• Task directions:
Repeat the records in full and exactly, omitting pictures.

* Start Raw data *

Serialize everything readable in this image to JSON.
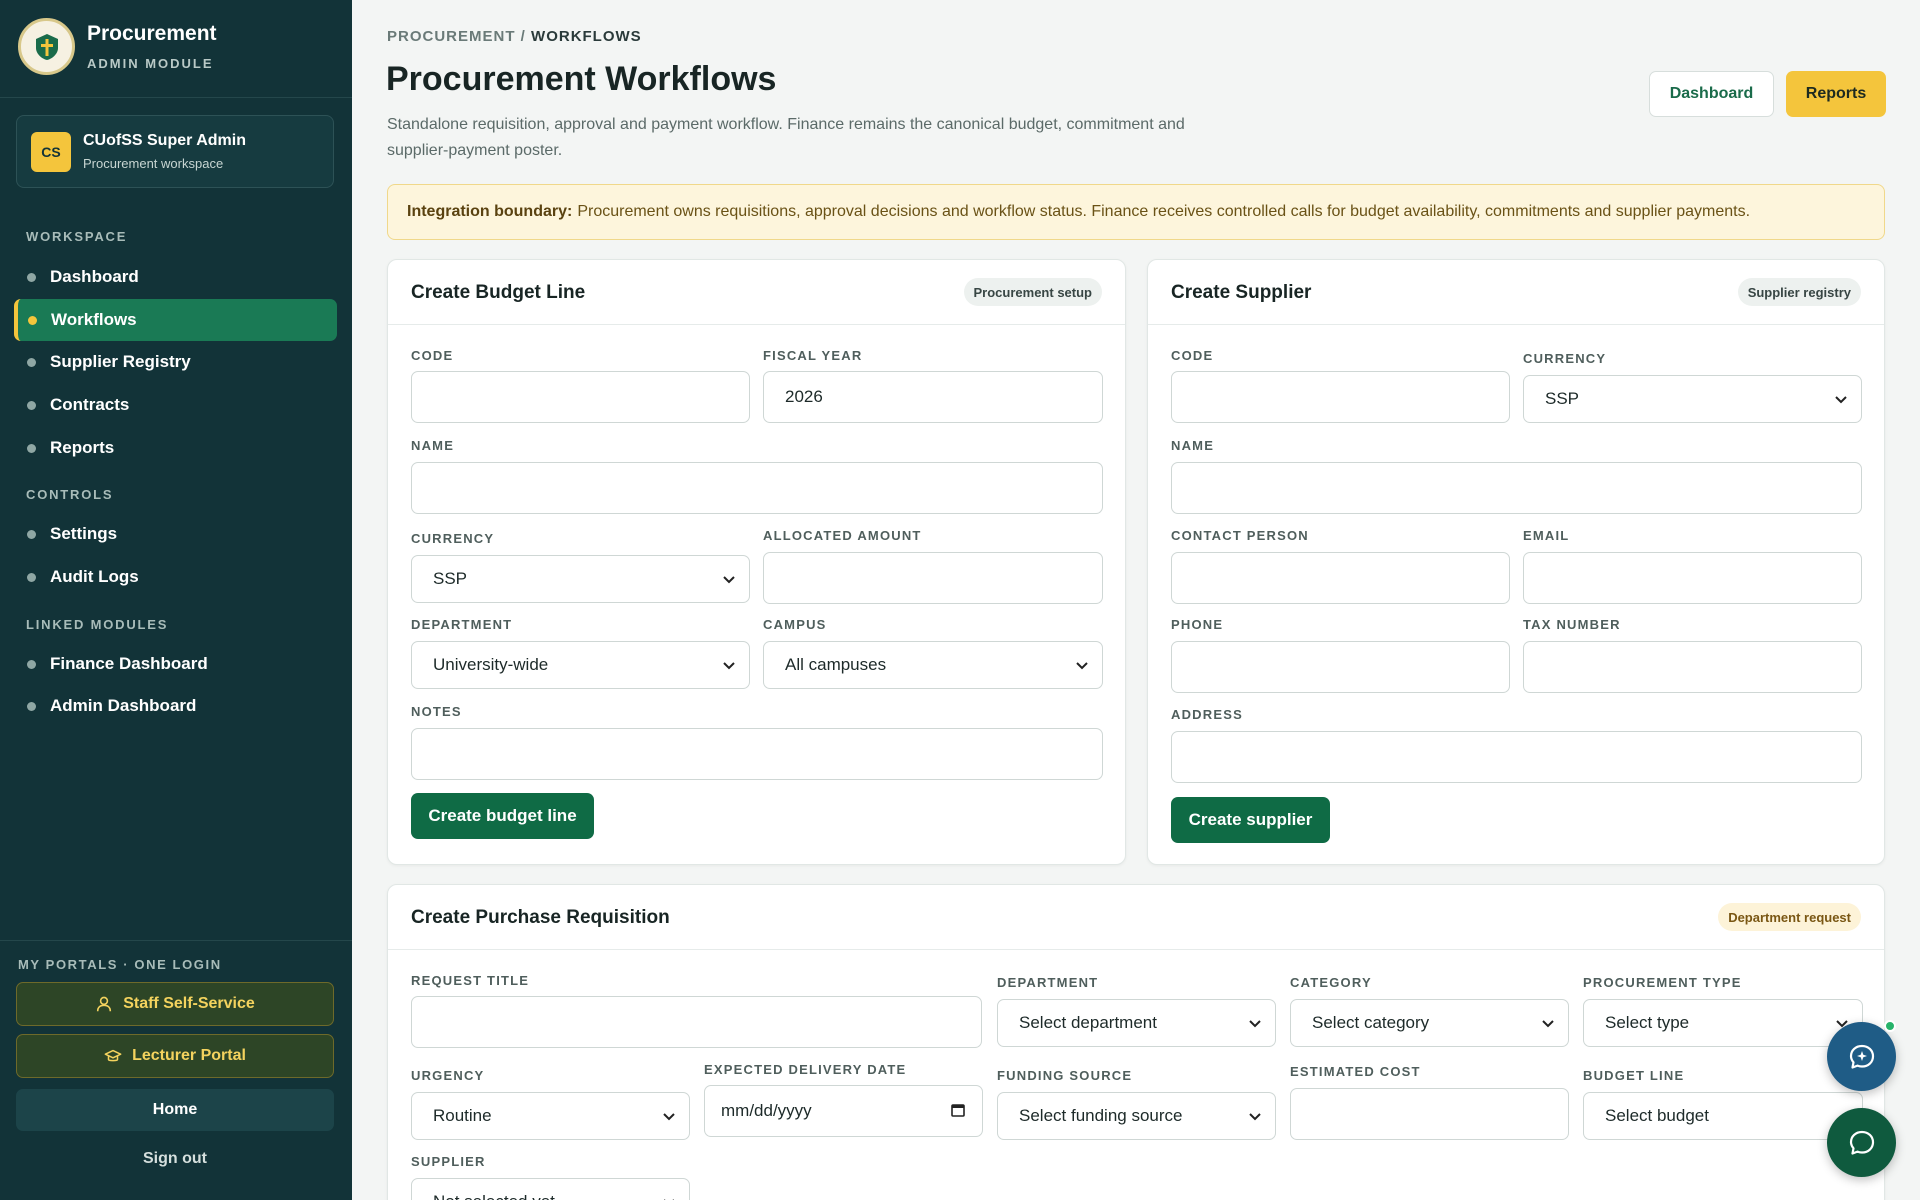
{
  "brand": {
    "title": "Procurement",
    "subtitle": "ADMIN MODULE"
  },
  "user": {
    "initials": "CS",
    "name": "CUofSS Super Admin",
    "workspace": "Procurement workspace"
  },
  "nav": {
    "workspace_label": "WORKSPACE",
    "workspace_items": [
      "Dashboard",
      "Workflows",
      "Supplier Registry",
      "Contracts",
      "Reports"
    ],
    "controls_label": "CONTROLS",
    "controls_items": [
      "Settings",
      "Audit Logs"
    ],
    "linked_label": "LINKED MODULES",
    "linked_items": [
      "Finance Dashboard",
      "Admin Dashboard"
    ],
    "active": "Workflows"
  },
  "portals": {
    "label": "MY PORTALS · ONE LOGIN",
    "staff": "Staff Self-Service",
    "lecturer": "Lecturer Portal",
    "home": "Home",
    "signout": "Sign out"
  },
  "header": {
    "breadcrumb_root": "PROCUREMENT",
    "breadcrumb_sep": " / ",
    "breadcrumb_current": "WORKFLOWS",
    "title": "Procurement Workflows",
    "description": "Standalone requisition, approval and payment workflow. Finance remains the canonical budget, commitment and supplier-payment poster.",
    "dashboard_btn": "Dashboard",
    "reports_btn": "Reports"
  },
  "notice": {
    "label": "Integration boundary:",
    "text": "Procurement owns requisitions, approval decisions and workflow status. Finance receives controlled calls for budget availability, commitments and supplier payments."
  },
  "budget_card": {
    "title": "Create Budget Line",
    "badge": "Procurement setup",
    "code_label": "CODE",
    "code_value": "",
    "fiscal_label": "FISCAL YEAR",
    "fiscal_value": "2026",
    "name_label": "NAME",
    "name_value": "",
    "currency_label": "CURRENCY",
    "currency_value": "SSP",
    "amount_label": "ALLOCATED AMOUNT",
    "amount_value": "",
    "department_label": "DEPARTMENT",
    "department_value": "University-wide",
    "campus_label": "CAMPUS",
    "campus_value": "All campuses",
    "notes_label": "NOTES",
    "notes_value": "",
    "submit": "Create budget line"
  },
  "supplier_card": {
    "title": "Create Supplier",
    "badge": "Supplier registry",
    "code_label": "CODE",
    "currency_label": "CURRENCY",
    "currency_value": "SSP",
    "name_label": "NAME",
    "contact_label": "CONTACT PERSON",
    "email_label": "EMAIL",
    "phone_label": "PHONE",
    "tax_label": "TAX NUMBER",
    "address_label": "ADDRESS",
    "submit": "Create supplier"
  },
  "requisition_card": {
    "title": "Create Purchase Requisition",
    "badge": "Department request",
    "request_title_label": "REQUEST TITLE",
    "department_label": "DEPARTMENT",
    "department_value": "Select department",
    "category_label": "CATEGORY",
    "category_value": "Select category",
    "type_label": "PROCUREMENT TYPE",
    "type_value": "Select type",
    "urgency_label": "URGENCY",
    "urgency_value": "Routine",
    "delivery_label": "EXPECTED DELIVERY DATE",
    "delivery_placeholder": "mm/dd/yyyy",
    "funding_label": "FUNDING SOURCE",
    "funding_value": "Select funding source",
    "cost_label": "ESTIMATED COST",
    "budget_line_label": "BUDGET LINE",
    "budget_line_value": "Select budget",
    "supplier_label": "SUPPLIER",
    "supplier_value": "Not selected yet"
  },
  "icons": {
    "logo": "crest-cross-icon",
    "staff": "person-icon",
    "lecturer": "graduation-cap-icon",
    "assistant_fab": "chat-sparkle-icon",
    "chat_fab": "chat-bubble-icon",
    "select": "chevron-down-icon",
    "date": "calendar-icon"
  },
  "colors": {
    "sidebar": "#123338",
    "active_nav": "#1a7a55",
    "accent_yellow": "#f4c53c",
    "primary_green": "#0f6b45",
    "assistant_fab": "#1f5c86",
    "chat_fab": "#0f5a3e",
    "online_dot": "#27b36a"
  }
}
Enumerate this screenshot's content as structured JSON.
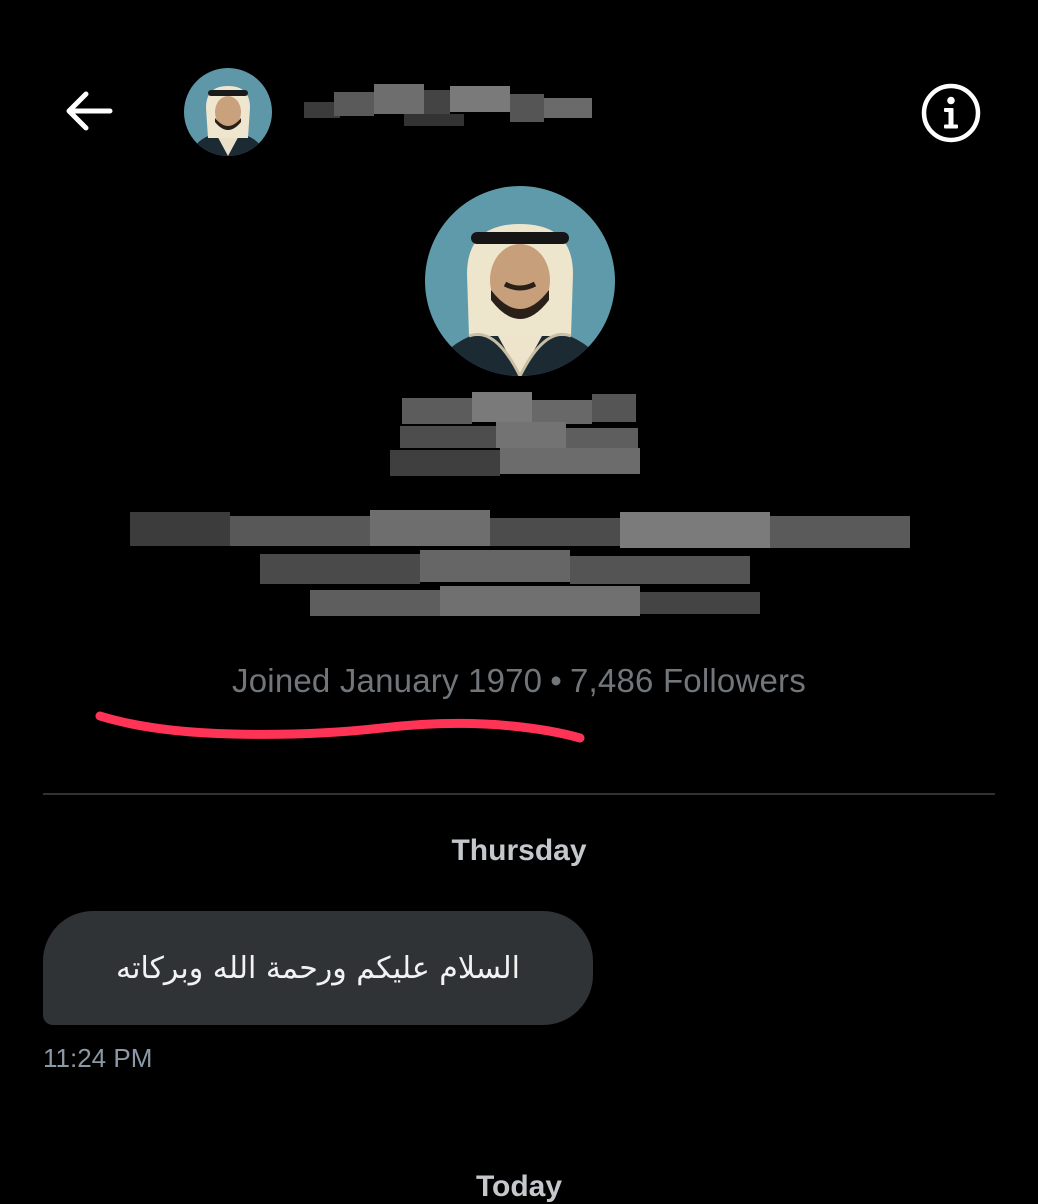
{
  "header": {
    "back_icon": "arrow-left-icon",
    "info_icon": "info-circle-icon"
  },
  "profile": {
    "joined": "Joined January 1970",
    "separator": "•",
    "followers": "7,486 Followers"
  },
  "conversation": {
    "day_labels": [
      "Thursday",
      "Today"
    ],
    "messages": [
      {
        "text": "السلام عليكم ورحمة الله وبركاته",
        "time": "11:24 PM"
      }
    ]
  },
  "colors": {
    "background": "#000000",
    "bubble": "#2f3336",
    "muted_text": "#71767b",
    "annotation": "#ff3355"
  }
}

* End Raw data *

• Answer:
Serialize everything readable in this image to JSON.
{
  "brand": {
    "title": "Procurement",
    "subtitle": "ADMIN MODULE"
  },
  "user": {
    "initials": "CS",
    "name": "CUofSS Super Admin",
    "workspace": "Procurement workspace"
  },
  "nav": {
    "workspace_label": "WORKSPACE",
    "workspace_items": [
      "Dashboard",
      "Workflows",
      "Supplier Registry",
      "Contracts",
      "Reports"
    ],
    "controls_label": "CONTROLS",
    "controls_items": [
      "Settings",
      "Audit Logs"
    ],
    "linked_label": "LINKED MODULES",
    "linked_items": [
      "Finance Dashboard",
      "Admin Dashboard"
    ],
    "active": "Workflows"
  },
  "portals": {
    "label": "MY PORTALS · ONE LOGIN",
    "staff": "Staff Self-Service",
    "lecturer": "Lecturer Portal",
    "home": "Home",
    "signout": "Sign out"
  },
  "header": {
    "breadcrumb_root": "PROCUREMENT",
    "breadcrumb_sep": " / ",
    "breadcrumb_current": "WORKFLOWS",
    "title": "Procurement Workflows",
    "description": "Standalone requisition, approval and payment workflow. Finance remains the canonical budget, commitment and supplier-payment poster.",
    "dashboard_btn": "Dashboard",
    "reports_btn": "Reports"
  },
  "notice": {
    "label": "Integration boundary:",
    "text": "Procurement owns requisitions, approval decisions and workflow status. Finance receives controlled calls for budget availability, commitments and supplier payments."
  },
  "budget_card": {
    "title": "Create Budget Line",
    "badge": "Procurement setup",
    "code_label": "CODE",
    "code_value": "",
    "fiscal_label": "FISCAL YEAR",
    "fiscal_value": "2026",
    "name_label": "NAME",
    "name_value": "",
    "currency_label": "CURRENCY",
    "currency_value": "SSP",
    "amount_label": "ALLOCATED AMOUNT",
    "amount_value": "",
    "department_label": "DEPARTMENT",
    "department_value": "University-wide",
    "campus_label": "CAMPUS",
    "campus_value": "All campuses",
    "notes_label": "NOTES",
    "notes_value": "",
    "submit": "Create budget line"
  },
  "supplier_card": {
    "title": "Create Supplier",
    "badge": "Supplier registry",
    "code_label": "CODE",
    "currency_label": "CURRENCY",
    "currency_value": "SSP",
    "name_label": "NAME",
    "contact_label": "CONTACT PERSON",
    "email_label": "EMAIL",
    "phone_label": "PHONE",
    "tax_label": "TAX NUMBER",
    "address_label": "ADDRESS",
    "submit": "Create supplier"
  },
  "requisition_card": {
    "title": "Create Purchase Requisition",
    "badge": "Department request",
    "request_title_label": "REQUEST TITLE",
    "department_label": "DEPARTMENT",
    "department_value": "Select department",
    "category_label": "CATEGORY",
    "category_value": "Select category",
    "type_label": "PROCUREMENT TYPE",
    "type_value": "Select type",
    "urgency_label": "URGENCY",
    "urgency_value": "Routine",
    "delivery_label": "EXPECTED DELIVERY DATE",
    "delivery_placeholder": "mm/dd/yyyy",
    "funding_label": "FUNDING SOURCE",
    "funding_value": "Select funding source",
    "cost_label": "ESTIMATED COST",
    "budget_line_label": "BUDGET LINE",
    "budget_line_value": "Select budget",
    "supplier_label": "SUPPLIER",
    "supplier_value": "Not selected yet"
  },
  "icons": {
    "logo": "crest-cross-icon",
    "staff": "person-icon",
    "lecturer": "graduation-cap-icon",
    "assistant_fab": "chat-sparkle-icon",
    "chat_fab": "chat-bubble-icon",
    "select": "chevron-down-icon",
    "date": "calendar-icon"
  },
  "colors": {
    "sidebar": "#123338",
    "active_nav": "#1a7a55",
    "accent_yellow": "#f4c53c",
    "primary_green": "#0f6b45",
    "assistant_fab": "#1f5c86",
    "chat_fab": "#0f5a3e",
    "online_dot": "#27b36a"
  }
}
Enumerate this screenshot's content as structured JSON.
{
  "header": {
    "back_icon": "arrow-left-icon",
    "info_icon": "info-circle-icon"
  },
  "profile": {
    "joined": "Joined January 1970",
    "separator": "•",
    "followers": "7,486 Followers"
  },
  "conversation": {
    "day_labels": [
      "Thursday",
      "Today"
    ],
    "messages": [
      {
        "text": "السلام عليكم ورحمة الله وبركاته",
        "time": "11:24 PM"
      }
    ]
  },
  "colors": {
    "background": "#000000",
    "bubble": "#2f3336",
    "muted_text": "#71767b",
    "annotation": "#ff3355"
  }
}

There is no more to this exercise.